出典:
○ ○ ○ ○ ○ ○ ○
シド・ヴィシャス俳優、ドラマ「セックス・ピストルズ」で目指した新たなシド像
1970年代に、音楽だけでなくファッションやライフスタイルにおいて、世界中の若者に衝撃を与えたパンクムーブメント。ディズニープラスで配信される新シリーズ「セックス・ピストルズ」は、社会現象にもなったそのムーブメントの生みの親で、多くの論争を巻き起こしたイギリスの伝説のパンクバンドの誕生秘話を描く話題作だ。その魅力を監督のダニー・ボイルとシド・ヴィシャスを演じたルイス・パートリッジが語った。 「セックス・ピストルズ」予告編 全6話のミニシリーズは、ピストルズのギタリストでバンドリーダーだったスティーヴ・ジョーンズの回顧録「ロンリー・ボーイ ア・セックス・ピストル・ストーリー」を基に、『ムーラン・ルージュ』の脚本家クレイグ・ピアースが脚本を手がけ、イギリスを代表する名監督ダニー・ボイルが全話の演出を担当。ジョーンズと同年代でパンク文化に多大な影響を受けたというボイル監督は、ピストルズをクリエイトしたマネージャー、マルコム・マクラーレンの思想を作品作りに反映しようと試みた。
○ ○ ○ ○ ○ ○ ○
提供データ:
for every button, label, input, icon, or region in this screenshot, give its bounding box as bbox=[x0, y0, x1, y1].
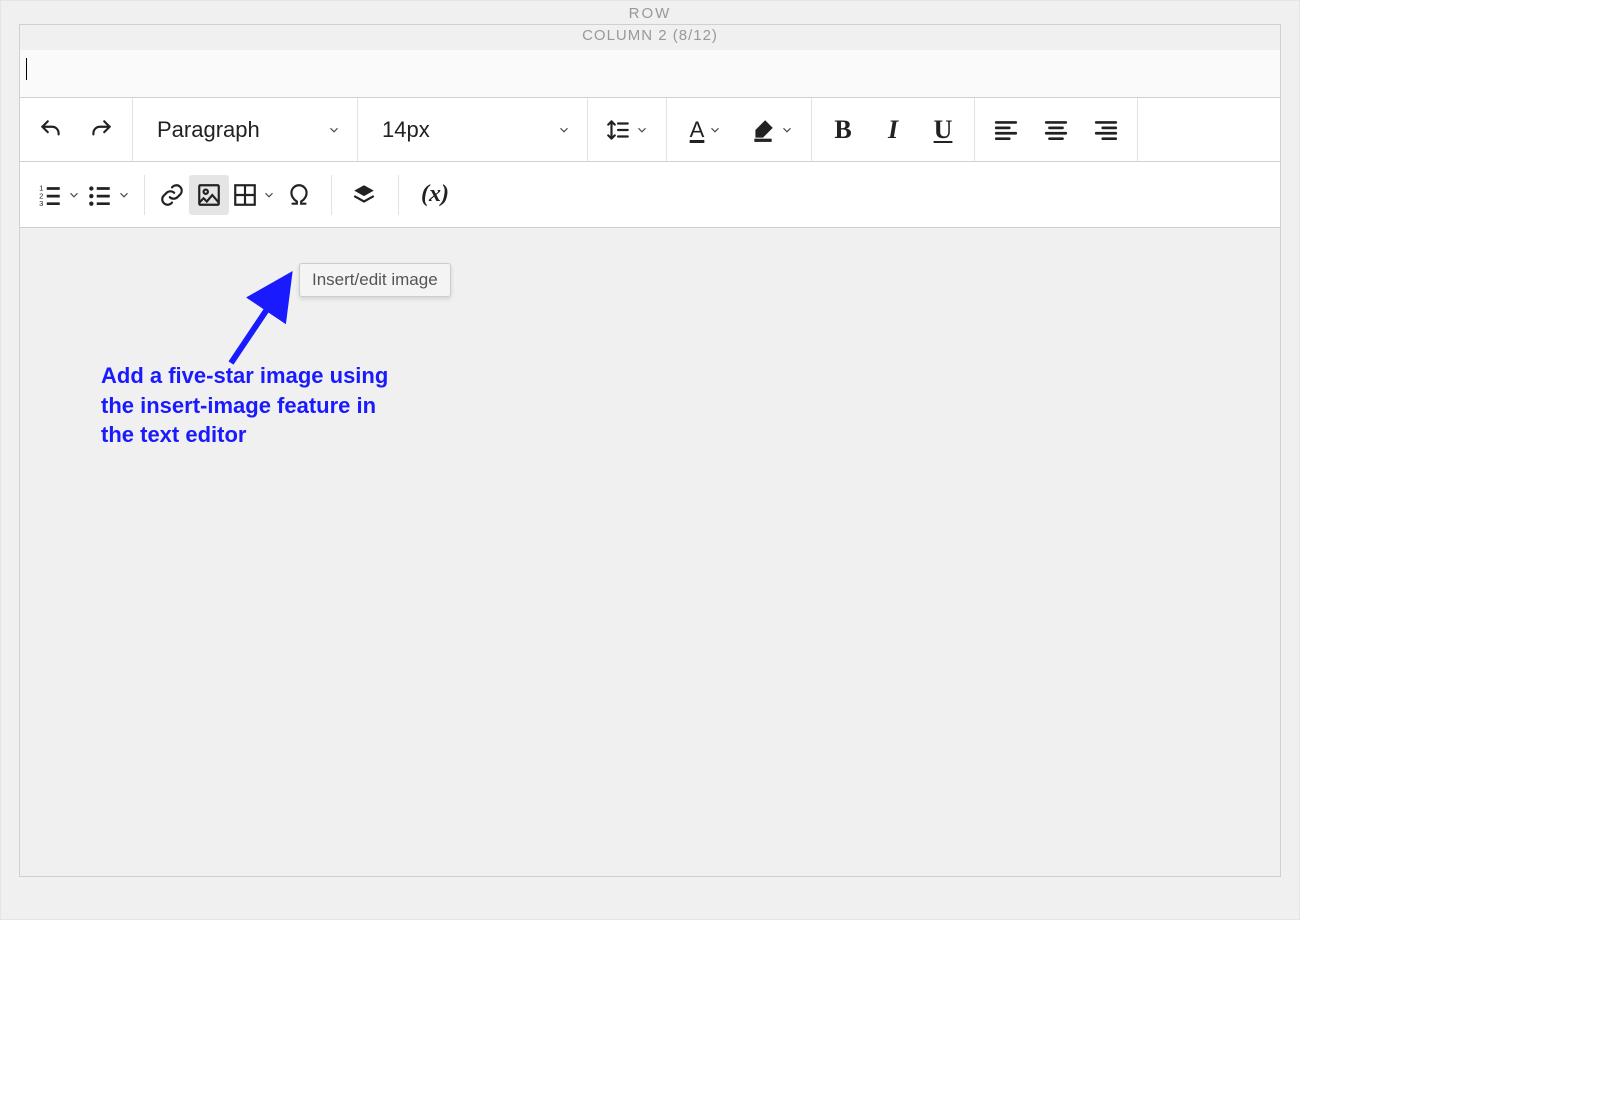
svg-text:3: 3 bbox=[39, 198, 43, 207]
block-format-value: Paragraph bbox=[157, 117, 260, 143]
redo-icon bbox=[88, 117, 114, 143]
align-center-button[interactable] bbox=[1039, 110, 1073, 150]
chevron-down-icon bbox=[708, 123, 722, 137]
editor-content-input[interactable] bbox=[20, 50, 1280, 98]
chevron-down-icon bbox=[327, 123, 341, 137]
annotation-text: Add a five-star image using the insert-i… bbox=[101, 361, 391, 450]
text-cursor bbox=[26, 58, 27, 80]
underline-icon: U bbox=[934, 117, 953, 143]
editor-canvas[interactable] bbox=[20, 228, 1280, 876]
toolbar-row-2: 1 2 3 bbox=[20, 162, 1280, 228]
ordered-list-icon: 1 2 3 bbox=[37, 182, 63, 208]
highlight-icon bbox=[750, 117, 776, 143]
unordered-list-icon bbox=[87, 182, 113, 208]
unordered-list-button[interactable] bbox=[84, 175, 134, 215]
ordered-list-button[interactable]: 1 2 3 bbox=[34, 175, 84, 215]
chevron-down-icon bbox=[262, 188, 276, 202]
undo-icon bbox=[38, 117, 64, 143]
insert-image-tooltip: Insert/edit image bbox=[299, 263, 451, 297]
align-right-button[interactable] bbox=[1089, 110, 1123, 150]
column-label: COLUMN 2 (8/12) bbox=[20, 25, 1280, 50]
text-color-icon: A bbox=[690, 117, 705, 143]
insert-link-button[interactable] bbox=[155, 175, 189, 215]
annotation-arrow bbox=[211, 263, 311, 373]
align-right-icon bbox=[1093, 117, 1119, 143]
history-group bbox=[20, 98, 133, 161]
chevron-down-icon bbox=[780, 123, 794, 137]
block-format-select[interactable]: Paragraph bbox=[133, 98, 358, 161]
italic-button[interactable]: I bbox=[876, 110, 910, 150]
editor-frame: ROW COLUMN 2 (8/12) bbox=[0, 0, 1300, 920]
chevron-down-icon bbox=[557, 123, 571, 137]
align-left-icon bbox=[993, 117, 1019, 143]
widget-button[interactable] bbox=[344, 175, 384, 215]
align-group bbox=[975, 98, 1138, 161]
line-height-button[interactable] bbox=[602, 110, 652, 150]
chevron-down-icon bbox=[67, 188, 81, 202]
align-center-icon bbox=[1043, 117, 1069, 143]
align-left-button[interactable] bbox=[989, 110, 1023, 150]
redo-button[interactable] bbox=[84, 110, 118, 150]
chevron-down-icon bbox=[117, 188, 131, 202]
column-editor: COLUMN 2 (8/12) bbox=[19, 24, 1281, 877]
format-group: B I U bbox=[812, 98, 975, 161]
insert-variable-button[interactable]: (x) bbox=[413, 175, 457, 215]
highlight-color-button[interactable] bbox=[747, 110, 797, 150]
link-icon bbox=[159, 182, 185, 208]
bold-button[interactable]: B bbox=[826, 110, 860, 150]
table-icon bbox=[232, 182, 258, 208]
chevron-down-icon bbox=[635, 123, 649, 137]
toolbar-row-1: Paragraph 14px bbox=[20, 98, 1280, 162]
undo-button[interactable] bbox=[34, 110, 68, 150]
line-height-icon bbox=[605, 117, 631, 143]
text-color-button[interactable]: A bbox=[681, 110, 731, 150]
line-height-group bbox=[588, 98, 667, 161]
insert-image-button[interactable] bbox=[189, 175, 229, 215]
italic-icon: I bbox=[888, 117, 898, 143]
special-character-button[interactable] bbox=[279, 175, 319, 215]
omega-icon bbox=[286, 182, 312, 208]
color-group: A bbox=[667, 98, 812, 161]
underline-button[interactable]: U bbox=[926, 110, 960, 150]
stack-icon bbox=[351, 182, 377, 208]
font-size-select[interactable]: 14px bbox=[358, 98, 588, 161]
image-icon bbox=[196, 182, 222, 208]
variable-icon: (x) bbox=[421, 181, 449, 208]
font-size-value: 14px bbox=[382, 117, 430, 143]
row-label: ROW bbox=[1, 1, 1299, 24]
insert-table-button[interactable] bbox=[229, 175, 279, 215]
bold-icon: B bbox=[834, 117, 851, 143]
○ ○ ○ ○ ○ ○ ○
課題 1:
出典によると、このミニシリーズは誰の回顧録を基にしているか。
課題 2:
次の(a)〜(c)が出典の内容と合っているか、それぞれ「はい」か「いいえ」で答えよ。判断の根拠となる出典の語句も引用すること。
(a) このシリーズは全6話である。
(b) ダニー・ボイルは一部の回だけ演出した。
(c) シド・ヴィシャスを演じたのはルイス・パートリッジである。
データは出典とは別の資料である。

解答 1:
スティーヴ・ジョーンズの回顧録「ロンリー・ボーイ ア・セックス・ピストル・ストーリー」

解答 2:
(a) はい:「全6話のミニシリーズ」
(b) いいえ:「ダニー・ボイルが全話の演出を担当」
(c) はい:「シド・ヴィシャスを演じたルイス・パートリッジ」